▸ Set exercise
Extract every entry word for word.

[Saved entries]
==========
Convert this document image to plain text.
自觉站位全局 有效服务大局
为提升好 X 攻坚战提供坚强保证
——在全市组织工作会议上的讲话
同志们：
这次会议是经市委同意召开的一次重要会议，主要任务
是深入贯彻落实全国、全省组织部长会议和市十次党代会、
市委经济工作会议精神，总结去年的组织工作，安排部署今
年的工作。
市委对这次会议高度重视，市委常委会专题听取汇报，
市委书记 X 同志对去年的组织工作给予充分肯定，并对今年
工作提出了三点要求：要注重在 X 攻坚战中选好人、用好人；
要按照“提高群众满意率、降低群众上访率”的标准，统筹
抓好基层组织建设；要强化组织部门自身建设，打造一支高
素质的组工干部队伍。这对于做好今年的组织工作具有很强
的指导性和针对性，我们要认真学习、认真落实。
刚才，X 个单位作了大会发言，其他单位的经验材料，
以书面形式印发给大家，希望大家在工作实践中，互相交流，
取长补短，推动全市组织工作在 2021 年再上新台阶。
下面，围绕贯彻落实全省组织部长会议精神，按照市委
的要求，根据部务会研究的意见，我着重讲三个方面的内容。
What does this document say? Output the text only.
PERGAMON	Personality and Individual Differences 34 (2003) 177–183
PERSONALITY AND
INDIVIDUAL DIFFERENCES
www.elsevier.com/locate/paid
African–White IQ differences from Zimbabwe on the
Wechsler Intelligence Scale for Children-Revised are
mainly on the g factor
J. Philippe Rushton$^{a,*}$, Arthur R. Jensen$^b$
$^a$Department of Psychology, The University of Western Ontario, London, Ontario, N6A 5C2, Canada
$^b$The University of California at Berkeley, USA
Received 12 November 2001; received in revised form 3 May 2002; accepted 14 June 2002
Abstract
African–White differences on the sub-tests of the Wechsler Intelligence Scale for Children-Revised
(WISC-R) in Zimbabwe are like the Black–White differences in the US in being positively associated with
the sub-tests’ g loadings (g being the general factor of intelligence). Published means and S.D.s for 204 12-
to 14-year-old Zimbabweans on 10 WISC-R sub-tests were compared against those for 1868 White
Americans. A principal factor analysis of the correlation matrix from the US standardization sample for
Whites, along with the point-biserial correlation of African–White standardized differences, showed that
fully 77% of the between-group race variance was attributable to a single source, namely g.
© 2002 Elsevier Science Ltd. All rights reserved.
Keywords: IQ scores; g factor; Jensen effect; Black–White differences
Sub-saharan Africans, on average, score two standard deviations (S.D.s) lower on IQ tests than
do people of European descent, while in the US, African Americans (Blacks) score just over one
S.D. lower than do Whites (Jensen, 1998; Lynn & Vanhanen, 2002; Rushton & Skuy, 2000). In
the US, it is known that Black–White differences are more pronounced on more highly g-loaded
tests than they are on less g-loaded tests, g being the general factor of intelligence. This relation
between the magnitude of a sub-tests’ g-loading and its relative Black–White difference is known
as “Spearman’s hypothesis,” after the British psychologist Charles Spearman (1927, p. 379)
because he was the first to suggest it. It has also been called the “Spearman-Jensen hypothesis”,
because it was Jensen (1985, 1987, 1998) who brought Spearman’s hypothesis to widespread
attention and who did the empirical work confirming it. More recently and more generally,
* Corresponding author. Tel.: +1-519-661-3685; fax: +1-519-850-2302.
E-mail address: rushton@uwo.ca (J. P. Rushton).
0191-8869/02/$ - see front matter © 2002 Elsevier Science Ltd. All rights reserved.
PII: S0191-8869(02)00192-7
==========
▸ Final answer
Convert this document image to plain text.
自觉站位全局 有效服务大局
为提升好 X 攻坚战提供坚强保证
——在全市组织工作会议上的讲话
同志们：
这次会议是经市委同意召开的一次重要会议，主要任务
是深入贯彻落实全国、全省组织部长会议和市十次党代会、
市委经济工作会议精神，总结去年的组织工作，安排部署今
年的工作。
市委对这次会议高度重视，市委常委会专题听取汇报，
市委书记 X 同志对去年的组织工作给予充分肯定，并对今年
工作提出了三点要求：要注重在 X 攻坚战中选好人、用好人；
要按照“提高群众满意率、降低群众上访率”的标准，统筹
抓好基层组织建设；要强化组织部门自身建设，打造一支高
素质的组工干部队伍。这对于做好今年的组织工作具有很强
的指导性和针对性，我们要认真学习、认真落实。
刚才，X 个单位作了大会发言，其他单位的经验材料，
以书面形式印发给大家，希望大家在工作实践中，互相交流，
取长补短，推动全市组织工作在 2021 年再上新台阶。
下面，围绕贯彻落实全省组织部长会议精神，按照市委
的要求，根据部务会研究的意见，我着重讲三个方面的内容。
What does this document say? Output the text only.
PERGAMON	Personality and Individual Differences 34 (2003) 177–183
PERSONALITY AND
INDIVIDUAL DIFFERENCES
www.elsevier.com/locate/paid
African–White IQ differences from Zimbabwe on the
Wechsler Intelligence Scale for Children-Revised are
mainly on the g factor
J. Philippe Rushton$^{a,*}$, Arthur R. Jensen$^b$
$^a$Department of Psychology, The University of Western Ontario, London, Ontario, N6A 5C2, Canada
$^b$The University of California at Berkeley, USA
Received 12 November 2001; received in revised form 3 May 2002; accepted 14 June 2002
Abstract
African–White differences on the sub-tests of the Wechsler Intelligence Scale for Children-Revised
(WISC-R) in Zimbabwe are like the Black–White differences in the US in being positively associated with
the sub-tests’ g loadings (g being the general factor of intelligence). Published means and S.D.s for 204 12-
to 14-year-old Zimbabweans on 10 WISC-R sub-tests were compared against those for 1868 White
Americans. A principal factor analysis of the correlation matrix from the US standardization sample for
Whites, along with the point-biserial correlation of African–White standardized differences, showed that
fully 77% of the between-group race variance was attributable to a single source, namely g.
© 2002 Elsevier Science Ltd. All rights reserved.
Keywords: IQ scores; g factor; Jensen effect; Black–White differences
Sub-saharan Africans, on average, score two standard deviations (S.D.s) lower on IQ tests than
do people of European descent, while in the US, African Americans (Blacks) score just over one
S.D. lower than do Whites (Jensen, 1998; Lynn & Vanhanen, 2002; Rushton & Skuy, 2000). In
the US, it is known that Black–White differences are more pronounced on more highly g-loaded
tests than they are on less g-loaded tests, g being the general factor of intelligence. This relation
between the magnitude of a sub-tests’ g-loading and its relative Black–White difference is known
as “Spearman’s hypothesis,” after the British psychologist Charles Spearman (1927, p. 379)
because he was the first to suggest it. It has also been called the “Spearman-Jensen hypothesis”,
because it was Jensen (1985, 1987, 1998) who brought Spearman’s hypothesis to widespread
attention and who did the empirical work confirming it. More recently and more generally,
* Corresponding author. Tel.: +1-519-661-3685; fax: +1-519-850-2302.
E-mail address: rushton@uwo.ca (J. P. Rushton).
0191-8869/02/$ - see front matter © 2002 Elsevier Science Ltd. All rights reserved.
PII: S0191-8869(02)00192-7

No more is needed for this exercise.